What is asked: Exactly the lines from the one containing "What's the underlying" through the final line of the listing are to be retyped, and nothing more.

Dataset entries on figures
--
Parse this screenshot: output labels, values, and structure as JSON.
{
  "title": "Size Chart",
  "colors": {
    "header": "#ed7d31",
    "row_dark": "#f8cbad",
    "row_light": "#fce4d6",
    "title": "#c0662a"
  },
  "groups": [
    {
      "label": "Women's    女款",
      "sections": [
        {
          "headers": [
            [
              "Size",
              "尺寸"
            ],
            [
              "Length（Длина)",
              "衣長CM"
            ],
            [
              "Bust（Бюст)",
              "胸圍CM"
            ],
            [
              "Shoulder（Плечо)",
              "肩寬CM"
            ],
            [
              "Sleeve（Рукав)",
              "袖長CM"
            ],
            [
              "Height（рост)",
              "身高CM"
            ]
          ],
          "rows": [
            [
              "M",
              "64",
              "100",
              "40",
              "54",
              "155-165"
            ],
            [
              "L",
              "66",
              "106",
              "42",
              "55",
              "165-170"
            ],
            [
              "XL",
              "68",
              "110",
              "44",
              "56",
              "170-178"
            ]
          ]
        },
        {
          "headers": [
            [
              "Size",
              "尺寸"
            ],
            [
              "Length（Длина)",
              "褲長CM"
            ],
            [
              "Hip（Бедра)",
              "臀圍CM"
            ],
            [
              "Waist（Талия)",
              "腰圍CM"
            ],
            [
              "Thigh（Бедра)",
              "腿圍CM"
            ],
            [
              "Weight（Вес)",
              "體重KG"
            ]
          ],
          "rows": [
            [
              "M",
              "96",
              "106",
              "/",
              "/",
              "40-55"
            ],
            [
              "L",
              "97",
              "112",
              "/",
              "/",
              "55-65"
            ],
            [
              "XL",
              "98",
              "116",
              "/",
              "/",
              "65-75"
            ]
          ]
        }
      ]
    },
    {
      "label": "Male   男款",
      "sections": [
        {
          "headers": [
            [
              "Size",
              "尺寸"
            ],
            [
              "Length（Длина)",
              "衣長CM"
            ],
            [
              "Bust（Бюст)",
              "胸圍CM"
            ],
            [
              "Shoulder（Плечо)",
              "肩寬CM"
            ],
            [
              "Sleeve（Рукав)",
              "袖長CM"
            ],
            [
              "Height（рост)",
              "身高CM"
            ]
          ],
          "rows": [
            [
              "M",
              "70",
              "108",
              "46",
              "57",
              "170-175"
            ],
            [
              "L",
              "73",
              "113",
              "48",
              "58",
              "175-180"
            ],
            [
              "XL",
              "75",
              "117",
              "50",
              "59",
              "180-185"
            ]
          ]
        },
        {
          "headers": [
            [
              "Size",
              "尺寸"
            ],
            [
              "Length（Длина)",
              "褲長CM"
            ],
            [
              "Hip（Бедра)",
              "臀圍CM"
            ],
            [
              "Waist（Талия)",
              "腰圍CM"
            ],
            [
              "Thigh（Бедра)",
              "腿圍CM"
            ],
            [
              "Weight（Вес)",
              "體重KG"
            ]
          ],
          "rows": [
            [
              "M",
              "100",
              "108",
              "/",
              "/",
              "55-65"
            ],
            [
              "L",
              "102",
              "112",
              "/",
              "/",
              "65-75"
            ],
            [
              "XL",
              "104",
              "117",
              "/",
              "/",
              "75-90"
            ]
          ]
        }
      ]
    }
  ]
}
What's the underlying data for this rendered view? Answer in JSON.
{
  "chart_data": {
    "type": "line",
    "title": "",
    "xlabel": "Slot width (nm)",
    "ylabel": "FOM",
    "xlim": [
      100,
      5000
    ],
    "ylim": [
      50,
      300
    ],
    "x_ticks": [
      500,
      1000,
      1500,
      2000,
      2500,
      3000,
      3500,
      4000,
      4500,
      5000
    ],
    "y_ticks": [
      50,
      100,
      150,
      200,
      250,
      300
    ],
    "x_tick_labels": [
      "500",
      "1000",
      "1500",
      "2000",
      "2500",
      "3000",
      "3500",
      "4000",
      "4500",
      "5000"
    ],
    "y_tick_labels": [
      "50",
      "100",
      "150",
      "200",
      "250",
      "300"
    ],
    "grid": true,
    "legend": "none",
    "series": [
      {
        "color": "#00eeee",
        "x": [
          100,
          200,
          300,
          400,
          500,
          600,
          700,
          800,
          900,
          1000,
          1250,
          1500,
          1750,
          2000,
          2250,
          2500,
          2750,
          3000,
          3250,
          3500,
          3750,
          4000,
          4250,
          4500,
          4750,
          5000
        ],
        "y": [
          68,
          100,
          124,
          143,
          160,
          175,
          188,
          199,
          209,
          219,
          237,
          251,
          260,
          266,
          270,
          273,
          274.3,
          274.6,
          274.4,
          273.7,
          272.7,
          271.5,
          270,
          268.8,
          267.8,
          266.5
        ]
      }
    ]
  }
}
--
Expected answer:
What's the underlying data for this rendered view? Answer in JSON.
{
  "chart_data": {
    "type": "line",
    "title": "",
    "xlabel": "Slot width (nm)",
    "ylabel": "FOM",
    "xlim": [
      100,
      5000
    ],
    "ylim": [
      50,
      300
    ],
    "x_ticks": [
      500,
      1000,
      1500,
      2000,
      2500,
      3000,
      3500,
      4000,
      4500,
      5000
    ],
    "y_ticks": [
      50,
      100,
      150,
      200,
      250,
      300
    ],
    "x_tick_labels": [
      "500",
      "1000",
      "1500",
      "2000",
      "2500",
      "3000",
      "3500",
      "4000",
      "4500",
      "5000"
    ],
    "y_tick_labels": [
      "50",
      "100",
      "150",
      "200",
      "250",
      "300"
    ],
    "grid": true,
    "legend": "none",
    "series": [
      {
        "color": "#00eeee",
        "x": [
          100,
          200,
          300,
          400,
          500,
          600,
          700,
          800,
          900,
          1000,
          1250,
          1500,
          1750,
          2000,
          2250,
          2500,
          2750,
          3000,
          3250,
          3500,
          3750,
          4000,
          4250,
          4500,
          4750,
          5000
        ],
        "y": [
          68,
          100,
          124,
          143,
          160,
          175,
          188,
          199,
          209,
          219,
          237,
          251,
          260,
          266,
          270,
          273,
          274.3,
          274.6,
          274.4,
          273.7,
          272.7,
          271.5,
          270,
          268.8,
          267.8,
          266.5
        ]
      }
    ]
  }
}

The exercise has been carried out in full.